- What is asked
Track down each line that has the word "right" and copy it.

— Begin Data provided —

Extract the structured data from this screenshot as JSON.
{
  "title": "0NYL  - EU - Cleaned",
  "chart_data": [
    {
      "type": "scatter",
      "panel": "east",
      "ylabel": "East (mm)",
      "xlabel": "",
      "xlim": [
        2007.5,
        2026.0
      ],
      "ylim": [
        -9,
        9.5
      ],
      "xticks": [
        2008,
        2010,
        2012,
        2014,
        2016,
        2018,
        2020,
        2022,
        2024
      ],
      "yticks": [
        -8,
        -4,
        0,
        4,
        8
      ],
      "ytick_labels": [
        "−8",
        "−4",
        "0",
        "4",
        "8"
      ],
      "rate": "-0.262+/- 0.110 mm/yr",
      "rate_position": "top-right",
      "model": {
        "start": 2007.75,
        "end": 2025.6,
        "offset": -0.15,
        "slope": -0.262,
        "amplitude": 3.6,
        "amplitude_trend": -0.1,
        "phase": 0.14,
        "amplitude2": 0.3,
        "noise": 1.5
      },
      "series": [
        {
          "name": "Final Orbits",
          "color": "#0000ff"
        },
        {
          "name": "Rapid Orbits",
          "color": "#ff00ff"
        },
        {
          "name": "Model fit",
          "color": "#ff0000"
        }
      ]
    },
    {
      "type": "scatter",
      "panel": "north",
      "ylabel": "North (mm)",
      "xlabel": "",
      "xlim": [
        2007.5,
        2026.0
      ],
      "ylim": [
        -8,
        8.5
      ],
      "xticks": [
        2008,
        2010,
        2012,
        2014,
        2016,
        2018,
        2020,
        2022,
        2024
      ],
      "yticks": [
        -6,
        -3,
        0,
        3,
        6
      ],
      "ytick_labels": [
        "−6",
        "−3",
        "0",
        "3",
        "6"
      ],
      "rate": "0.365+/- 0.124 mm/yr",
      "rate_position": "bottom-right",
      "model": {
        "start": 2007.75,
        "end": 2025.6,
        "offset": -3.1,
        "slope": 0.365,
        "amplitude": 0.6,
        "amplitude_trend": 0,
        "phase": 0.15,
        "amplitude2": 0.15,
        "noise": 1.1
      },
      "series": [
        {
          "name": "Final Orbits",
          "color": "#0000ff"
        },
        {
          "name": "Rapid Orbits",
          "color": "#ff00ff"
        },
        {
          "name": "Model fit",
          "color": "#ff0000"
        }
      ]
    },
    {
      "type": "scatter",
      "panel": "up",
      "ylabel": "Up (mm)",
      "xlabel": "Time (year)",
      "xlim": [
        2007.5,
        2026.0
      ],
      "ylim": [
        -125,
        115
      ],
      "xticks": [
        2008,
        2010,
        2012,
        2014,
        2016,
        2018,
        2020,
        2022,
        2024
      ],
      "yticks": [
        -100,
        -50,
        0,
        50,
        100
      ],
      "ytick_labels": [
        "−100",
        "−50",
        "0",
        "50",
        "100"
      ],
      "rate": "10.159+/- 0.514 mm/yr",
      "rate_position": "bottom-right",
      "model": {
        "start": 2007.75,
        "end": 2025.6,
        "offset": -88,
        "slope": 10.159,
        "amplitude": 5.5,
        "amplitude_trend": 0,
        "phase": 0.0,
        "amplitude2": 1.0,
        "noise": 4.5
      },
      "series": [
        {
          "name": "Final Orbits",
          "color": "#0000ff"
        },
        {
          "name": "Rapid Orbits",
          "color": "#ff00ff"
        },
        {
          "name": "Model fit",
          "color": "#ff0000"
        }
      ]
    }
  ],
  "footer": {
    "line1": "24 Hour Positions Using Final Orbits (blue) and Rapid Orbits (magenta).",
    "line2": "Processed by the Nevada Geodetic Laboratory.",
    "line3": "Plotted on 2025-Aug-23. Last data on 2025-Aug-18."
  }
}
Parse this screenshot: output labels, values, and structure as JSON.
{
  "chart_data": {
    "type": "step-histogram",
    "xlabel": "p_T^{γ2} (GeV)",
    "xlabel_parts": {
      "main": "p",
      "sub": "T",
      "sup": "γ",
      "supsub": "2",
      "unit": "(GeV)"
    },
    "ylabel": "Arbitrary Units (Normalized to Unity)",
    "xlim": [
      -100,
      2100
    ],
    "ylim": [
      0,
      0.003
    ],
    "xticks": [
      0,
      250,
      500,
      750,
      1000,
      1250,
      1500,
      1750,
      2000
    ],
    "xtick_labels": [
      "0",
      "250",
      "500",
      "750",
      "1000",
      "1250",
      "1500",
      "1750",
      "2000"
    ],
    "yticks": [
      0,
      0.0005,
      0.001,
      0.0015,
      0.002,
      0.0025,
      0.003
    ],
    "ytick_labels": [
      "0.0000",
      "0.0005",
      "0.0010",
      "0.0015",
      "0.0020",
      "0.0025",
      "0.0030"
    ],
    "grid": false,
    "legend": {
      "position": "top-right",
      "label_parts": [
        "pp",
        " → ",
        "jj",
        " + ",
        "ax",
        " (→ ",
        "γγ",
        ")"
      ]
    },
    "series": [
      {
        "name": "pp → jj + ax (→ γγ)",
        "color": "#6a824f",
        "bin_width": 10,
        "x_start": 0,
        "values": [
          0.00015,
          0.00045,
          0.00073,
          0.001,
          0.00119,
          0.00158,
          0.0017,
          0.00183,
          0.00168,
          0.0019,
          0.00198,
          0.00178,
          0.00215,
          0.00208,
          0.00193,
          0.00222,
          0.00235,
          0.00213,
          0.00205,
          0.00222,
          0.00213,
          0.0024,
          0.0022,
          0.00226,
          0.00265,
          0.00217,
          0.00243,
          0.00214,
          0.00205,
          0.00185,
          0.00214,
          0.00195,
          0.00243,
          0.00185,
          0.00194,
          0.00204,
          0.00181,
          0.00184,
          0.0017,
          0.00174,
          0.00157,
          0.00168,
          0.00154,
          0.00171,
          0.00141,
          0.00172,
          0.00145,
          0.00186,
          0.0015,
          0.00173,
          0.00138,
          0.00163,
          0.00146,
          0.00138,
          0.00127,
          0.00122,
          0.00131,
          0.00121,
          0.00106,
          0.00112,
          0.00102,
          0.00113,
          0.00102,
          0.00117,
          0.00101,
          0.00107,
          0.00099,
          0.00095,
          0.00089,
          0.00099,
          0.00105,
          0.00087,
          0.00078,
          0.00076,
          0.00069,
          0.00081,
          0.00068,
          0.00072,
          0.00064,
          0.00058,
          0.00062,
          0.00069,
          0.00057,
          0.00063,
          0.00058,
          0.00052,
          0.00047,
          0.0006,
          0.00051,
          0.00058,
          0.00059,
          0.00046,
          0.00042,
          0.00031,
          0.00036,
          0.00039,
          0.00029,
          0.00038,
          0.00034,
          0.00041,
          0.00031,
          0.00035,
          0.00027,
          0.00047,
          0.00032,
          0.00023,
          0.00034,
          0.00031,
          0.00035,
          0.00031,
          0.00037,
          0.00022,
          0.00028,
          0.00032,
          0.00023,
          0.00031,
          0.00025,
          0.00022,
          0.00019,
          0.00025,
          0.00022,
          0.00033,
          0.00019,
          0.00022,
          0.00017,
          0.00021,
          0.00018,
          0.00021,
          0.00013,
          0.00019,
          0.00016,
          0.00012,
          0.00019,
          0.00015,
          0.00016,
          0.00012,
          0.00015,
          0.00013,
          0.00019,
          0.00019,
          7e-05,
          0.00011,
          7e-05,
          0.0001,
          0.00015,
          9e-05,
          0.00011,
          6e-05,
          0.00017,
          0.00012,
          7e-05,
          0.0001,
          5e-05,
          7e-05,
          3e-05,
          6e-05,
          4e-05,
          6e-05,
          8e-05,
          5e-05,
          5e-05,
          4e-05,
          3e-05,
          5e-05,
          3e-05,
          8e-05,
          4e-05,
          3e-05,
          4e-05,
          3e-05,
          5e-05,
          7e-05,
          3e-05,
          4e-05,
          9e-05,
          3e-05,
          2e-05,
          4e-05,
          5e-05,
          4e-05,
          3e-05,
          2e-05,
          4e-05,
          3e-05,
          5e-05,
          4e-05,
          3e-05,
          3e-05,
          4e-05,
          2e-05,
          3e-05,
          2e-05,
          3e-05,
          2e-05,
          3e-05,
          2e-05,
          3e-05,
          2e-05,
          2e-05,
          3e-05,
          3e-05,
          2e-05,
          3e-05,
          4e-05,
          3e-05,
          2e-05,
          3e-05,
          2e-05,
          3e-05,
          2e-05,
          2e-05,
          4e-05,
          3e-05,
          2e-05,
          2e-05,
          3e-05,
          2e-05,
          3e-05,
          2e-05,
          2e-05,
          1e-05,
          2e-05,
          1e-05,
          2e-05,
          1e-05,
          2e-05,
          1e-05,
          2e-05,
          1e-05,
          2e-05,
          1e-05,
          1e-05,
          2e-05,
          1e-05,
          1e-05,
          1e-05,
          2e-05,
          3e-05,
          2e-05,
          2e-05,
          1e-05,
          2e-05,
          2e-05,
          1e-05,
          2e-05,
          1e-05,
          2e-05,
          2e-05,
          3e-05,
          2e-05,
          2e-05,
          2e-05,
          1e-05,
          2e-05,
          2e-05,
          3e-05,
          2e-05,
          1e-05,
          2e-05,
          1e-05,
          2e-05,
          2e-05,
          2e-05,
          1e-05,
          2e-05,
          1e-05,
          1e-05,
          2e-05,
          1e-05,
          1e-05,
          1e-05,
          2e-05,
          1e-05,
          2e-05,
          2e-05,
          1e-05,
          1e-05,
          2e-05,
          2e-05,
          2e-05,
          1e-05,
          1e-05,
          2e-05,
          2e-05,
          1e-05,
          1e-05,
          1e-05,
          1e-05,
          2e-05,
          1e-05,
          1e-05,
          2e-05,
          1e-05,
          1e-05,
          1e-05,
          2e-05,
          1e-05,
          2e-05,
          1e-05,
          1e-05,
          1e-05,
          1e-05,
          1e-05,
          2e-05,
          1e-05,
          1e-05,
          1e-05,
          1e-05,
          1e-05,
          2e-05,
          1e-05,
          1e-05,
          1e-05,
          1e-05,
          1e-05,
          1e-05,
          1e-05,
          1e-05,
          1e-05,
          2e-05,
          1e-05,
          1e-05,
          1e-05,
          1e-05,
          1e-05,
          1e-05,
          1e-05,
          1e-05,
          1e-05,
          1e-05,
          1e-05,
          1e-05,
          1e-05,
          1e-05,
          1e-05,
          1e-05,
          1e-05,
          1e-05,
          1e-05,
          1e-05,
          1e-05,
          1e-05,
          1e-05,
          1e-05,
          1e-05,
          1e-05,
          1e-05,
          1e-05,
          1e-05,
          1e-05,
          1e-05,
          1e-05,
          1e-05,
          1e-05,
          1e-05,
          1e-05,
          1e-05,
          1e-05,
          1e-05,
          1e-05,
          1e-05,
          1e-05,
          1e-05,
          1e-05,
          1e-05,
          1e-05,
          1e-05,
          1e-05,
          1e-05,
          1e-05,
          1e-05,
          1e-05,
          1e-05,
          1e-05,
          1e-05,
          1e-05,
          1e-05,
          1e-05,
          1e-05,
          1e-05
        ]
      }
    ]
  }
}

— End Data provided —

- Worked answer
      "rate_position": "top-right",
      "rate_position": "bottom-right",
      "rate_position": "bottom-right",
      "position": "top-right",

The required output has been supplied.